» Work to complete: Render the lines of the listing, starting at the line containing "y2-tick-label: 10.0 xyxy=(590,336,611,348)" and ending at the line containing "legend-swatch-average-prec xyxy=(637,220,660,231)", as a Markdown table with columns No. and Line. Give each row a number and leave out any blank lines.

» Stored rows:
+++

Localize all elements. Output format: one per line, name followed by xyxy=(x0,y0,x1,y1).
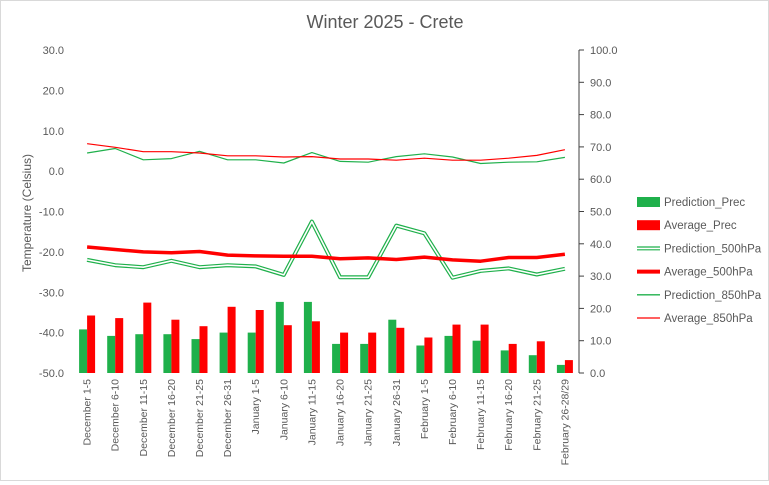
y2-tick-label: 10.0 xyxy=(590,336,611,348)
y2-tick-label: 50.0 xyxy=(590,207,611,219)
bar-average-prec xyxy=(452,324,461,373)
bar-prediction-prec xyxy=(332,343,341,373)
bar-average-prec xyxy=(368,332,377,373)
legend-label-average-850hpa: Average_850hPa xyxy=(664,313,753,325)
bar-prediction-prec xyxy=(388,319,397,373)
legend-swatch-average-prec xyxy=(637,220,660,231)
y-tick-label: 0.0 xyxy=(49,166,64,178)
bar-prediction-prec xyxy=(444,335,453,373)
y2-tick-label: 90.0 xyxy=(590,77,611,89)
x-tick-label: January 6-10 xyxy=(278,379,290,440)
y2-tick-label: 100.0 xyxy=(590,45,618,57)
bar-prediction-prec xyxy=(135,334,144,373)
bar-average-prec xyxy=(536,341,545,373)
bar-prediction-prec xyxy=(360,343,369,373)
bar-average-prec xyxy=(255,310,264,373)
y2-tick-label: 0.0 xyxy=(590,368,605,380)
bar-average-prec xyxy=(143,302,152,373)
y-axis-title: Temperature (Celsius) xyxy=(20,154,34,272)
y-tick-label: 20.0 xyxy=(43,85,64,97)
bar-prediction-prec xyxy=(107,335,116,373)
x-tick-label: January 21-25 xyxy=(363,379,375,446)
bar-prediction-prec xyxy=(163,334,172,373)
bar-average-prec xyxy=(396,327,405,373)
line-prediction-850hpa xyxy=(87,147,565,165)
x-tick-label: February 21-25 xyxy=(531,379,543,451)
bar-prediction-prec xyxy=(191,339,200,373)
x-tick-label: February 26-28/29 xyxy=(559,379,571,466)
bars-layer xyxy=(79,301,573,373)
bar-prediction-prec xyxy=(416,345,425,373)
x-tick-label: December 16-20 xyxy=(166,379,178,457)
bar-prediction-prec xyxy=(247,332,256,373)
y2-tick-label: 70.0 xyxy=(590,142,611,154)
y-tick-label: -40.0 xyxy=(39,328,64,340)
y-tick-label: -10.0 xyxy=(39,207,64,219)
x-tick-label: December 6-10 xyxy=(110,379,122,452)
bar-prediction-prec xyxy=(528,355,537,373)
line-prediction-500hpa-inner xyxy=(86,220,566,279)
y2-tick-label: 40.0 xyxy=(590,239,611,251)
bar-prediction-prec xyxy=(500,350,509,373)
line-average-500hpa xyxy=(86,245,566,263)
y-tick-label: -50.0 xyxy=(39,368,64,380)
legend: Prediction_Prec Average_Prec Prediction_50… xyxy=(637,197,762,325)
chart-title: Winter 2025 - Crete xyxy=(306,12,463,32)
legend-label-prediction-850hpa: Prediction_850hPa xyxy=(664,290,762,302)
bar-average-prec xyxy=(564,360,573,373)
y-tick-label: -20.0 xyxy=(39,247,64,259)
bar-average-prec xyxy=(424,337,433,373)
x-tick-label: February 6-10 xyxy=(447,379,459,445)
x-tick-label: February 1-5 xyxy=(419,379,431,439)
y-tick-label: 30.0 xyxy=(43,45,64,57)
bar-average-prec xyxy=(311,321,320,373)
bar-average-prec xyxy=(480,324,489,373)
y-tick-label: 10.0 xyxy=(43,126,64,138)
legend-swatch-prediction-prec xyxy=(637,197,660,207)
x-tick-label: February 16-20 xyxy=(503,379,515,451)
bar-average-prec xyxy=(340,332,349,373)
y2-tick-label: 30.0 xyxy=(590,271,611,283)
bar-average-prec xyxy=(87,315,96,373)
line-average-850hpa xyxy=(87,143,566,161)
bar-prediction-prec xyxy=(472,340,481,373)
x-tick-label: January 11-15 xyxy=(306,379,318,446)
x-tick-label: January 16-20 xyxy=(335,379,347,446)
bar-average-prec xyxy=(171,319,180,373)
x-tick-label: December 21-25 xyxy=(194,379,206,457)
bar-prediction-prec xyxy=(79,329,88,373)
x-tick-label: February 11-15 xyxy=(475,379,487,450)
bar-prediction-prec xyxy=(303,301,312,373)
bar-average-prec xyxy=(199,326,208,373)
y2-tick-label: 80.0 xyxy=(590,110,611,122)
ticks-layer: -50.0 -40.0 -30.0 -20.0 -10.0 0.0 10.0 20.0 30.0… xyxy=(39,45,618,465)
x-tick-label: December 11-15 xyxy=(138,379,150,457)
legend-label-average-500hpa: Average_500hPa xyxy=(664,267,753,279)
y2-tick-label: 20.0 xyxy=(590,303,611,315)
x-tick-label: December 1-5 xyxy=(82,379,94,446)
legend-label-prediction-500hpa: Prediction_500hPa xyxy=(664,243,762,255)
x-tick-label: January 26-31 xyxy=(391,379,403,446)
bar-prediction-prec xyxy=(275,301,284,373)
bar-average-prec xyxy=(508,343,517,373)
lines-layer xyxy=(86,143,566,280)
bar-average-prec xyxy=(227,306,236,373)
y2-tick-label: 60.0 xyxy=(590,174,611,186)
bar-average-prec xyxy=(283,325,292,373)
bar-prediction-prec xyxy=(219,332,228,373)
legend-label-average-prec: Average_Prec xyxy=(664,220,737,232)
y-tick-label: -30.0 xyxy=(39,287,64,299)
x-tick-label: January 1-5 xyxy=(250,379,262,435)
bar-average-prec xyxy=(115,318,124,373)
x-tick-label: December 26-31 xyxy=(222,379,234,457)
bar-prediction-prec xyxy=(556,364,565,373)
legend-label-prediction-prec: Prediction_Prec xyxy=(664,197,745,209)
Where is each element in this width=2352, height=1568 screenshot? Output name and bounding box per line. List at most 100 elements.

+++

» Output of the task:
| No. | Line |
|---|---|
| 1 | y2-tick-label: 10.0 xyxy=(590,336,611,348) |
| 2 | y2-tick-label: 50.0 xyxy=(590,207,611,219) |
| 3 | bar-average-prec xyxy=(452,324,461,373) |
| 4 | bar-prediction-prec xyxy=(332,343,341,373) |
| 5 | bar-average-prec xyxy=(368,332,377,373) |
| 6 | legend-label-average-850hpa: Average_850hPa xyxy=(664,313,753,325) |
| 7 | bar-prediction-prec xyxy=(388,319,397,373) |
| 8 | legend-swatch-average-prec xyxy=(637,220,660,231) |